[Records from a data collection]
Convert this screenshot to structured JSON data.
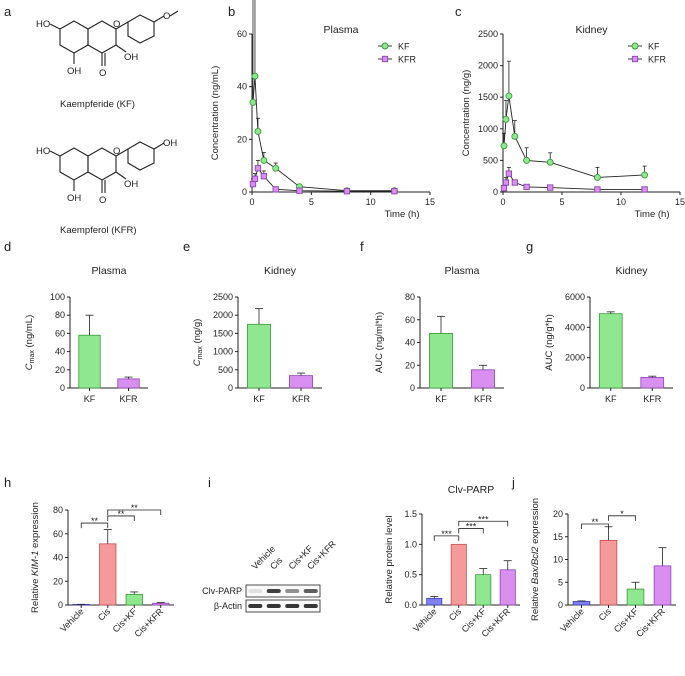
{
  "panels": {
    "a": "a",
    "b": "b",
    "c": "c",
    "d": "d",
    "e": "e",
    "f": "f",
    "g": "g",
    "h": "h",
    "i": "i",
    "j": "j"
  },
  "structures": {
    "kf_caption": "Kaempferide (KF)",
    "kfr_caption": "Kaempferol (KFR)",
    "atoms": {
      "HO": "HO",
      "OH": "OH",
      "O": "O"
    }
  },
  "colors": {
    "kf": "#8fe88f",
    "kf_edge": "#3a9a3a",
    "kfr": "#d98ff0",
    "kfr_edge": "#8a44b0",
    "vehicle": "#8080f0",
    "cis": "#f59a9a",
    "line": "#222"
  },
  "western": {
    "lanes": [
      "Vehicle",
      "Cis",
      "Cis+KF",
      "Cis+KFR"
    ],
    "rows": [
      "Clv-PARP",
      "β-Actin"
    ],
    "band_intensity": {
      "clv_parp": [
        0.05,
        0.85,
        0.45,
        0.7
      ],
      "actin": [
        0.9,
        0.9,
        0.9,
        0.9
      ]
    }
  },
  "chart_data": [
    {
      "id": "b",
      "type": "line",
      "title": "Plasma",
      "xlabel": "Time (h)",
      "ylabel": "Concentration (ng/mL)",
      "xlim": [
        0,
        15
      ],
      "ylim": [
        0,
        60
      ],
      "xticks": [
        0,
        5,
        10,
        15
      ],
      "yticks": [
        0,
        20,
        40,
        60
      ],
      "legend": "top-right",
      "series": [
        {
          "name": "KF",
          "x": [
            0.083,
            0.25,
            0.5,
            1,
            2,
            4,
            8,
            12
          ],
          "y": [
            34,
            44,
            23,
            12,
            9,
            2,
            0.5,
            0.5
          ],
          "err": [
            40,
            30,
            5,
            3,
            2,
            0.5,
            0.2,
            0.2
          ]
        },
        {
          "name": "KFR",
          "x": [
            0.083,
            0.25,
            0.5,
            1,
            2,
            4,
            8,
            12
          ],
          "y": [
            3,
            5,
            9,
            6,
            1,
            0.5,
            0.3,
            0.3
          ],
          "err": [
            2,
            2,
            3,
            2,
            0.5,
            0.2,
            0.1,
            0.1
          ]
        }
      ]
    },
    {
      "id": "c",
      "type": "line",
      "title": "Kidney",
      "xlabel": "Time (h)",
      "ylabel": "Concentration (ng/g)",
      "xlim": [
        0,
        15
      ],
      "ylim": [
        0,
        2500
      ],
      "xticks": [
        0,
        5,
        10,
        15
      ],
      "yticks": [
        0,
        500,
        1000,
        1500,
        2000,
        2500
      ],
      "legend": "top-right",
      "series": [
        {
          "name": "KF",
          "x": [
            0.083,
            0.25,
            0.5,
            1,
            2,
            4,
            8,
            12
          ],
          "y": [
            730,
            1150,
            1520,
            880,
            500,
            470,
            230,
            270
          ],
          "err": [
            200,
            300,
            550,
            250,
            200,
            150,
            160,
            140
          ]
        },
        {
          "name": "KFR",
          "x": [
            0.083,
            0.25,
            0.5,
            1,
            2,
            4,
            8,
            12
          ],
          "y": [
            60,
            150,
            290,
            150,
            80,
            70,
            40,
            40
          ],
          "err": [
            30,
            80,
            100,
            40,
            20,
            20,
            10,
            10
          ]
        }
      ]
    },
    {
      "id": "d",
      "type": "bar",
      "title": "Plasma",
      "ylabel": "C_max (ng/mL)",
      "ylabel_main": "C",
      "ylabel_sub": "max",
      "ylabel_rest": " (ng/mL)",
      "categories": [
        "KF",
        "KFR"
      ],
      "values": [
        58,
        10
      ],
      "err": [
        22,
        2
      ],
      "ylim": [
        0,
        100
      ],
      "yticks": [
        0,
        20,
        40,
        60,
        80,
        100
      ]
    },
    {
      "id": "e",
      "type": "bar",
      "title": "Kidney",
      "ylabel": "C_max (ng/g)",
      "ylabel_main": "C",
      "ylabel_sub": "max",
      "ylabel_rest": " (ng/g)",
      "categories": [
        "KF",
        "KFR"
      ],
      "values": [
        1750,
        340
      ],
      "err": [
        430,
        70
      ],
      "ylim": [
        0,
        2500
      ],
      "yticks": [
        0,
        500,
        1000,
        1500,
        2000,
        2500
      ]
    },
    {
      "id": "f",
      "type": "bar",
      "title": "Plasma",
      "ylabel": "AUC (ng/ml*h)",
      "categories": [
        "KF",
        "KFR"
      ],
      "values": [
        48,
        16
      ],
      "err": [
        15,
        4
      ],
      "ylim": [
        0,
        80
      ],
      "yticks": [
        0,
        20,
        40,
        60,
        80
      ]
    },
    {
      "id": "g",
      "type": "bar",
      "title": "Kidney",
      "ylabel": "AUC (ng/g*h)",
      "categories": [
        "KF",
        "KFR"
      ],
      "values": [
        4900,
        700
      ],
      "err": [
        120,
        80
      ],
      "ylim": [
        0,
        6000
      ],
      "yticks": [
        0,
        2000,
        4000,
        6000
      ]
    },
    {
      "id": "h",
      "type": "bar",
      "title": "",
      "ylabel": "Relative KIM-1 expression",
      "ylabel_pre": "Relative ",
      "ylabel_it": "KIM-1",
      "ylabel_post": " expression",
      "categories": [
        "Vehicle",
        "Cis",
        "Cis+KF",
        "Cis+KFR"
      ],
      "values": [
        0.5,
        51.5,
        9,
        1.5
      ],
      "err": [
        0.1,
        12,
        2,
        0.5
      ],
      "ylim": [
        0,
        80
      ],
      "yticks": [
        0,
        20,
        40,
        60,
        80
      ],
      "sig": [
        {
          "a": 0,
          "b": 1,
          "label": "**",
          "y": 69
        },
        {
          "a": 1,
          "b": 2,
          "label": "**",
          "y": 75
        },
        {
          "a": 1,
          "b": 3,
          "label": "**",
          "y": 80
        }
      ]
    },
    {
      "id": "i",
      "type": "bar",
      "title": "Clv-PARP",
      "ylabel": "Relative protein level",
      "categories": [
        "Vehicle",
        "Cis",
        "Cis+KF",
        "Cis+KFR"
      ],
      "values": [
        0.11,
        1.0,
        0.5,
        0.58
      ],
      "err": [
        0.03,
        0,
        0.1,
        0.15
      ],
      "ylim": [
        0,
        1.5
      ],
      "yticks": [
        0.0,
        0.5,
        1.0,
        1.5
      ],
      "sig": [
        {
          "a": 0,
          "b": 1,
          "label": "***",
          "y": 1.14
        },
        {
          "a": 1,
          "b": 2,
          "label": "***",
          "y": 1.26
        },
        {
          "a": 1,
          "b": 3,
          "label": "***",
          "y": 1.38
        }
      ]
    },
    {
      "id": "j",
      "type": "bar",
      "title": "",
      "ylabel": "Relative Bax/Bcl2 expression",
      "ylabel_pre": "Relative ",
      "ylabel_it": "Bax/Bcl2",
      "ylabel_post": " expression",
      "categories": [
        "Vehicle",
        "Cis",
        "Cis+KF",
        "Cis+KFR"
      ],
      "values": [
        0.8,
        14.2,
        3.5,
        8.6
      ],
      "err": [
        0.1,
        3,
        1.5,
        4
      ],
      "ylim": [
        0,
        20
      ],
      "yticks": [
        0,
        5,
        10,
        15,
        20
      ],
      "sig": [
        {
          "a": 0,
          "b": 1,
          "label": "**",
          "y": 17.8
        },
        {
          "a": 1,
          "b": 2,
          "label": "*",
          "y": 19.6
        }
      ]
    }
  ]
}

• About this exercise: Return the records above exactly as written, but without any of the pictures.

• The answer:
Convert this screenshot to structured JSON data.
{
  "panels": {
    "a": "a",
    "b": "b",
    "c": "c",
    "d": "d",
    "e": "e",
    "f": "f",
    "g": "g",
    "h": "h",
    "i": "i",
    "j": "j"
  },
  "structures": {
    "kf_caption": "Kaempferide (KF)",
    "kfr_caption": "Kaempferol (KFR)",
    "atoms": {
      "HO": "HO",
      "OH": "OH",
      "O": "O"
    }
  },
  "colors": {
    "kf": "#8fe88f",
    "kf_edge": "#3a9a3a",
    "kfr": "#d98ff0",
    "kfr_edge": "#8a44b0",
    "vehicle": "#8080f0",
    "cis": "#f59a9a",
    "line": "#222"
  },
  "western": {
    "lanes": [
      "Vehicle",
      "Cis",
      "Cis+KF",
      "Cis+KFR"
    ],
    "rows": [
      "Clv-PARP",
      "β-Actin"
    ],
    "band_intensity": {
      "clv_parp": [
        0.05,
        0.85,
        0.45,
        0.7
      ],
      "actin": [
        0.9,
        0.9,
        0.9,
        0.9
      ]
    }
  },
  "chart_data": [
    {
      "id": "b",
      "type": "line",
      "title": "Plasma",
      "xlabel": "Time (h)",
      "ylabel": "Concentration (ng/mL)",
      "xlim": [
        0,
        15
      ],
      "ylim": [
        0,
        60
      ],
      "xticks": [
        0,
        5,
        10,
        15
      ],
      "yticks": [
        0,
        20,
        40,
        60
      ],
      "legend": "top-right",
      "series": [
        {
          "name": "KF",
          "x": [
            0.083,
            0.25,
            0.5,
            1,
            2,
            4,
            8,
            12
          ],
          "y": [
            34,
            44,
            23,
            12,
            9,
            2,
            0.5,
            0.5
          ],
          "err": [
            40,
            30,
            5,
            3,
            2,
            0.5,
            0.2,
            0.2
          ]
        },
        {
          "name": "KFR",
          "x": [
            0.083,
            0.25,
            0.5,
            1,
            2,
            4,
            8,
            12
          ],
          "y": [
            3,
            5,
            9,
            6,
            1,
            0.5,
            0.3,
            0.3
          ],
          "err": [
            2,
            2,
            3,
            2,
            0.5,
            0.2,
            0.1,
            0.1
          ]
        }
      ]
    },
    {
      "id": "c",
      "type": "line",
      "title": "Kidney",
      "xlabel": "Time (h)",
      "ylabel": "Concentration (ng/g)",
      "xlim": [
        0,
        15
      ],
      "ylim": [
        0,
        2500
      ],
      "xticks": [
        0,
        5,
        10,
        15
      ],
      "yticks": [
        0,
        500,
        1000,
        1500,
        2000,
        2500
      ],
      "legend": "top-right",
      "series": [
        {
          "name": "KF",
          "x": [
            0.083,
            0.25,
            0.5,
            1,
            2,
            4,
            8,
            12
          ],
          "y": [
            730,
            1150,
            1520,
            880,
            500,
            470,
            230,
            270
          ],
          "err": [
            200,
            300,
            550,
            250,
            200,
            150,
            160,
            140
          ]
        },
        {
          "name": "KFR",
          "x": [
            0.083,
            0.25,
            0.5,
            1,
            2,
            4,
            8,
            12
          ],
          "y": [
            60,
            150,
            290,
            150,
            80,
            70,
            40,
            40
          ],
          "err": [
            30,
            80,
            100,
            40,
            20,
            20,
            10,
            10
          ]
        }
      ]
    },
    {
      "id": "d",
      "type": "bar",
      "title": "Plasma",
      "ylabel": "C_max (ng/mL)",
      "ylabel_main": "C",
      "ylabel_sub": "max",
      "ylabel_rest": " (ng/mL)",
      "categories": [
        "KF",
        "KFR"
      ],
      "values": [
        58,
        10
      ],
      "err": [
        22,
        2
      ],
      "ylim": [
        0,
        100
      ],
      "yticks": [
        0,
        20,
        40,
        60,
        80,
        100
      ]
    },
    {
      "id": "e",
      "type": "bar",
      "title": "Kidney",
      "ylabel": "C_max (ng/g)",
      "ylabel_main": "C",
      "ylabel_sub": "max",
      "ylabel_rest": " (ng/g)",
      "categories": [
        "KF",
        "KFR"
      ],
      "values": [
        1750,
        340
      ],
      "err": [
        430,
        70
      ],
      "ylim": [
        0,
        2500
      ],
      "yticks": [
        0,
        500,
        1000,
        1500,
        2000,
        2500
      ]
    },
    {
      "id": "f",
      "type": "bar",
      "title": "Plasma",
      "ylabel": "AUC (ng/ml*h)",
      "categories": [
        "KF",
        "KFR"
      ],
      "values": [
        48,
        16
      ],
      "err": [
        15,
        4
      ],
      "ylim": [
        0,
        80
      ],
      "yticks": [
        0,
        20,
        40,
        60,
        80
      ]
    },
    {
      "id": "g",
      "type": "bar",
      "title": "Kidney",
      "ylabel": "AUC (ng/g*h)",
      "categories": [
        "KF",
        "KFR"
      ],
      "values": [
        4900,
        700
      ],
      "err": [
        120,
        80
      ],
      "ylim": [
        0,
        6000
      ],
      "yticks": [
        0,
        2000,
        4000,
        6000
      ]
    },
    {
      "id": "h",
      "type": "bar",
      "title": "",
      "ylabel": "Relative KIM-1 expression",
      "ylabel_pre": "Relative ",
      "ylabel_it": "KIM-1",
      "ylabel_post": " expression",
      "categories": [
        "Vehicle",
        "Cis",
        "Cis+KF",
        "Cis+KFR"
      ],
      "values": [
        0.5,
        51.5,
        9,
        1.5
      ],
      "err": [
        0.1,
        12,
        2,
        0.5
      ],
      "ylim": [
        0,
        80
      ],
      "yticks": [
        0,
        20,
        40,
        60,
        80
      ],
      "sig": [
        {
          "a": 0,
          "b": 1,
          "label": "**",
          "y": 69
        },
        {
          "a": 1,
          "b": 2,
          "label": "**",
          "y": 75
        },
        {
          "a": 1,
          "b": 3,
          "label": "**",
          "y": 80
        }
      ]
    },
    {
      "id": "i",
      "type": "bar",
      "title": "Clv-PARP",
      "ylabel": "Relative protein level",
      "categories": [
        "Vehicle",
        "Cis",
        "Cis+KF",
        "Cis+KFR"
      ],
      "values": [
        0.11,
        1.0,
        0.5,
        0.58
      ],
      "err": [
        0.03,
        0,
        0.1,
        0.15
      ],
      "ylim": [
        0,
        1.5
      ],
      "yticks": [
        0.0,
        0.5,
        1.0,
        1.5
      ],
      "sig": [
        {
          "a": 0,
          "b": 1,
          "label": "***",
          "y": 1.14
        },
        {
          "a": 1,
          "b": 2,
          "label": "***",
          "y": 1.26
        },
        {
          "a": 1,
          "b": 3,
          "label": "***",
          "y": 1.38
        }
      ]
    },
    {
      "id": "j",
      "type": "bar",
      "title": "",
      "ylabel": "Relative Bax/Bcl2 expression",
      "ylabel_pre": "Relative ",
      "ylabel_it": "Bax/Bcl2",
      "ylabel_post": " expression",
      "categories": [
        "Vehicle",
        "Cis",
        "Cis+KF",
        "Cis+KFR"
      ],
      "values": [
        0.8,
        14.2,
        3.5,
        8.6
      ],
      "err": [
        0.1,
        3,
        1.5,
        4
      ],
      "ylim": [
        0,
        20
      ],
      "yticks": [
        0,
        5,
        10,
        15,
        20
      ],
      "sig": [
        {
          "a": 0,
          "b": 1,
          "label": "**",
          "y": 17.8
        },
        {
          "a": 1,
          "b": 2,
          "label": "*",
          "y": 19.6
        }
      ]
    }
  ]
}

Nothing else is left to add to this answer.